**Job**
Lines containing the word "title" are to be counted; state their number and nothing further.

**Material provided**
## START

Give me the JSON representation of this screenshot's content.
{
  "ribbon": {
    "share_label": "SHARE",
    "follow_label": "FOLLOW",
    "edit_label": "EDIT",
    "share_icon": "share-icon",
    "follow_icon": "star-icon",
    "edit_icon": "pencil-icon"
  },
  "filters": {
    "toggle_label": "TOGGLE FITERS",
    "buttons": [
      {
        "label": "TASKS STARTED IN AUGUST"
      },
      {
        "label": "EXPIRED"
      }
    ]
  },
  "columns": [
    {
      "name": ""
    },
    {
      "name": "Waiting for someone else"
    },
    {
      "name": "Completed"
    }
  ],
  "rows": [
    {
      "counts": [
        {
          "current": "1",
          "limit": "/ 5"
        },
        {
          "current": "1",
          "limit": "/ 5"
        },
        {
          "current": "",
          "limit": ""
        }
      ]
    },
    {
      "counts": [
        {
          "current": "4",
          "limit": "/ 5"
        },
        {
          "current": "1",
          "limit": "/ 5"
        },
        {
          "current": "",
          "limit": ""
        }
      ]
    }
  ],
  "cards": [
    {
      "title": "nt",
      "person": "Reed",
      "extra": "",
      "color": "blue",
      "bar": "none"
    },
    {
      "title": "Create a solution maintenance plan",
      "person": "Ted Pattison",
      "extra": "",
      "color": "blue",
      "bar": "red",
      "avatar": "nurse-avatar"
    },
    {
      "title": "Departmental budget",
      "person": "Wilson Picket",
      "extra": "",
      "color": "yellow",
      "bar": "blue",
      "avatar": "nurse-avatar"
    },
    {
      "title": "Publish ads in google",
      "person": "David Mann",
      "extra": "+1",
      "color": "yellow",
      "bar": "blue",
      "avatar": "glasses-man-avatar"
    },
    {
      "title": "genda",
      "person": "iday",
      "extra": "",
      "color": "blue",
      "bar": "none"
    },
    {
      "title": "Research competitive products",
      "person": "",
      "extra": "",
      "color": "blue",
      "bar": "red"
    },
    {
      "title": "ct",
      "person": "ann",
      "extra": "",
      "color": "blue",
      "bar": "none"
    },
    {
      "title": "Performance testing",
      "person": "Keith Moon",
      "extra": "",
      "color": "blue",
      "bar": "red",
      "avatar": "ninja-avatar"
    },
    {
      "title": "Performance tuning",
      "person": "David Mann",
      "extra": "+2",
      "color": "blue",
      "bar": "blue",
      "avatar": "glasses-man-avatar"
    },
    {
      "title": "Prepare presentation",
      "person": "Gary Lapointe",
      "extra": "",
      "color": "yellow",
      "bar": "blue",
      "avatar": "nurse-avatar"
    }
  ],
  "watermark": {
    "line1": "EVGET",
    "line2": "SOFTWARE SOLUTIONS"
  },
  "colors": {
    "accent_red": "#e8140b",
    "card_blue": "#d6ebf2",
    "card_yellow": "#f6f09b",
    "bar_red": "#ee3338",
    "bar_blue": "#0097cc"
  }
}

## END

**Expected answer**
10